■ WHAT TO DO
Copy every line of the data that contains the string "编码区增加一个碱基对".

:: DATASET RECORDS

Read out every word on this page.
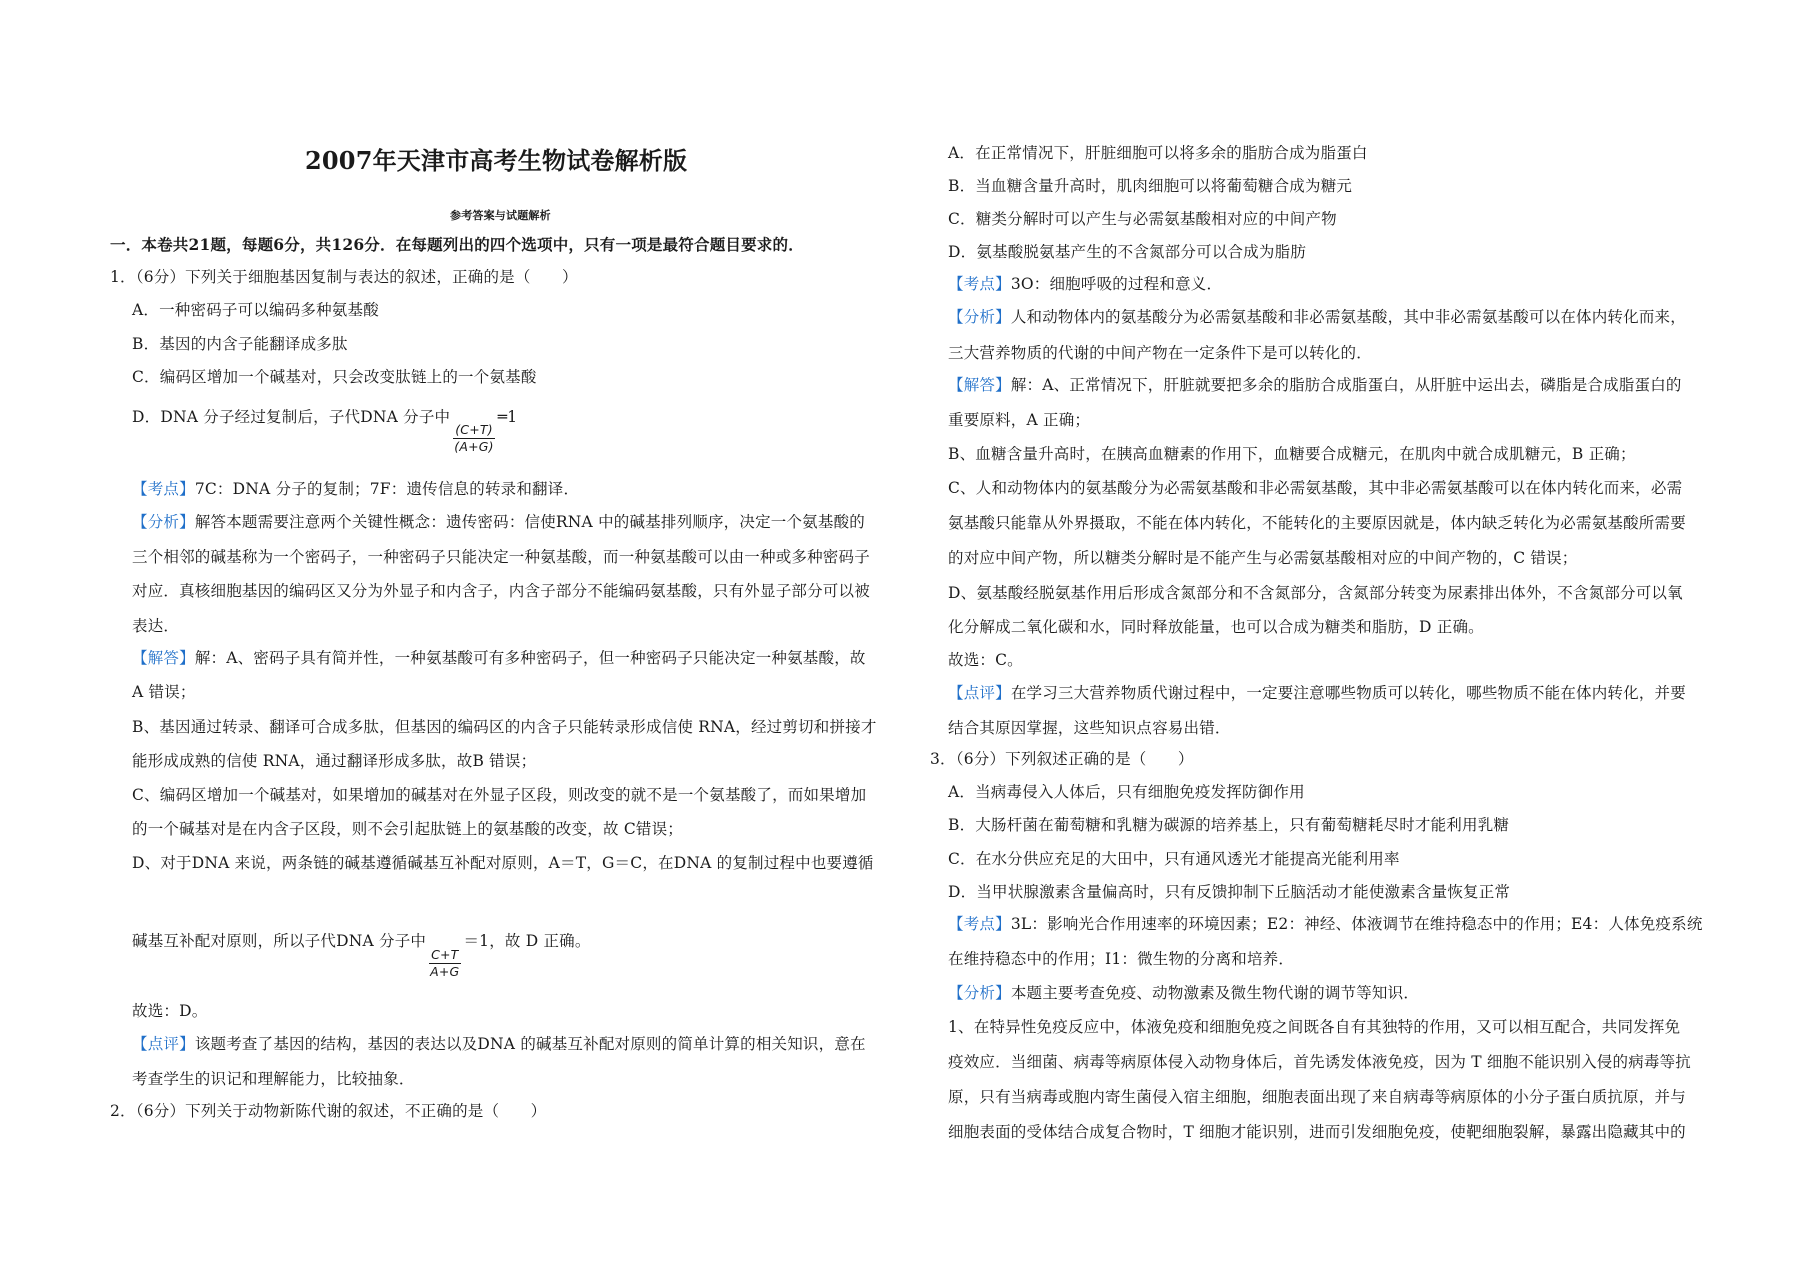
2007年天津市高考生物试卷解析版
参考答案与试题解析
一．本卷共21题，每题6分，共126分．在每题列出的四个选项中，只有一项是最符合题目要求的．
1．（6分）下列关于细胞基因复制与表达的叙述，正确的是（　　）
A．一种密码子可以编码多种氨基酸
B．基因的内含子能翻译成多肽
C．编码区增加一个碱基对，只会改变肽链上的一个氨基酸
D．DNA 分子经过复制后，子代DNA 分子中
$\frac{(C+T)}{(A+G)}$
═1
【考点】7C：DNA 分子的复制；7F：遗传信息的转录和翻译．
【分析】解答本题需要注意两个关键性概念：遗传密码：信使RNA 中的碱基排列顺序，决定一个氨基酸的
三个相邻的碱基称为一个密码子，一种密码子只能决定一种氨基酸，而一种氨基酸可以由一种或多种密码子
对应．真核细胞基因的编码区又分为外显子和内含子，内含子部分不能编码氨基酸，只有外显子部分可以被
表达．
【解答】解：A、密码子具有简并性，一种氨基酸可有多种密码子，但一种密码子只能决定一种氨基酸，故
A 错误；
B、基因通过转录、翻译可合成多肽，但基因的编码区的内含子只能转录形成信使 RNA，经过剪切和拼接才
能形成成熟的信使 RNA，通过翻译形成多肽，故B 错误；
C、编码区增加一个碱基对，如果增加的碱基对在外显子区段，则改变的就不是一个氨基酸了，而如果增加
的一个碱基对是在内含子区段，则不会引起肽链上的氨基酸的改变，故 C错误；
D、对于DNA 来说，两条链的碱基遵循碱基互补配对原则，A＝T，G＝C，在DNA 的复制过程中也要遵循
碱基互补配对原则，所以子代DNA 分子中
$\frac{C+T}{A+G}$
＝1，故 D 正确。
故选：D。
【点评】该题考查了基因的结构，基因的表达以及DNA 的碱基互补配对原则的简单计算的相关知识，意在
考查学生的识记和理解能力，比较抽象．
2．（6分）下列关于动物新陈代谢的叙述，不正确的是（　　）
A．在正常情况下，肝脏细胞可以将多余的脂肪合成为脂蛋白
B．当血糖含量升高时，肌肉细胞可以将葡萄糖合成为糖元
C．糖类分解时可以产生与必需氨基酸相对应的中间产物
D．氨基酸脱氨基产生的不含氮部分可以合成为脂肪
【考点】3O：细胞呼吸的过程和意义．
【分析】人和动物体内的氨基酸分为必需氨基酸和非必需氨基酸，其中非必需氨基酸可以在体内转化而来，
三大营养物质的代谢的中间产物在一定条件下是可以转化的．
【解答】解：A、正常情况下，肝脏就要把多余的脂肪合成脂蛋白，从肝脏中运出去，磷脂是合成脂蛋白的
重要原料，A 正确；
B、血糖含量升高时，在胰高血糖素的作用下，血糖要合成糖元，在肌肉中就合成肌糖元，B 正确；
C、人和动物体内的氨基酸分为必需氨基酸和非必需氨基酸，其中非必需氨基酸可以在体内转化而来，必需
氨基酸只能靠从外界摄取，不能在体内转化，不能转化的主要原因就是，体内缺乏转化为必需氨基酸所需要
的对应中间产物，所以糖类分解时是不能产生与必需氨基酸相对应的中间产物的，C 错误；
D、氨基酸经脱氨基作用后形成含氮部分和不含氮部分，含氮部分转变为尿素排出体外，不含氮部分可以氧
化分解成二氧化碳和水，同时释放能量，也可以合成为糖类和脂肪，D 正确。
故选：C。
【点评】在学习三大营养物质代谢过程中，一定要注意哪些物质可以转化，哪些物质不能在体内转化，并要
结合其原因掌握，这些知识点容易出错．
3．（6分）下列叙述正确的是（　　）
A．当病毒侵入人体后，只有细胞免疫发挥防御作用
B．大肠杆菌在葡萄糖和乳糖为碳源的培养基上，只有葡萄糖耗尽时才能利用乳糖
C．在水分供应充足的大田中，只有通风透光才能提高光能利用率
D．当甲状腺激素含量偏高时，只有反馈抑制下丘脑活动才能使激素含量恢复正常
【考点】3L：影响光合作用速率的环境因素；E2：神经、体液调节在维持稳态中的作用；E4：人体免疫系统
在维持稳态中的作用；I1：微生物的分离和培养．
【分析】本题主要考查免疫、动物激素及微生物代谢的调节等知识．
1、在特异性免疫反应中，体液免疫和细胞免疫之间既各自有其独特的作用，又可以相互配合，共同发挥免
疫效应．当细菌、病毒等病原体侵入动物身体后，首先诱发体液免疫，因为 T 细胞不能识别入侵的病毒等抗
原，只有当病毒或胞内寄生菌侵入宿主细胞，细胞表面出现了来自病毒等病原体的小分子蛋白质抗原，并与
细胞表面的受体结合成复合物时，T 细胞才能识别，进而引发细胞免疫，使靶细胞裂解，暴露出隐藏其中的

::::

■ RESPONSE TO THE EXERCISE
C．编码区增加一个碱基对，只会改变肽链上的一个氨基酸
C、编码区增加一个碱基对，如果增加的碱基对在外显子区段，则改变的就不是一个氨基酸了，而如果增加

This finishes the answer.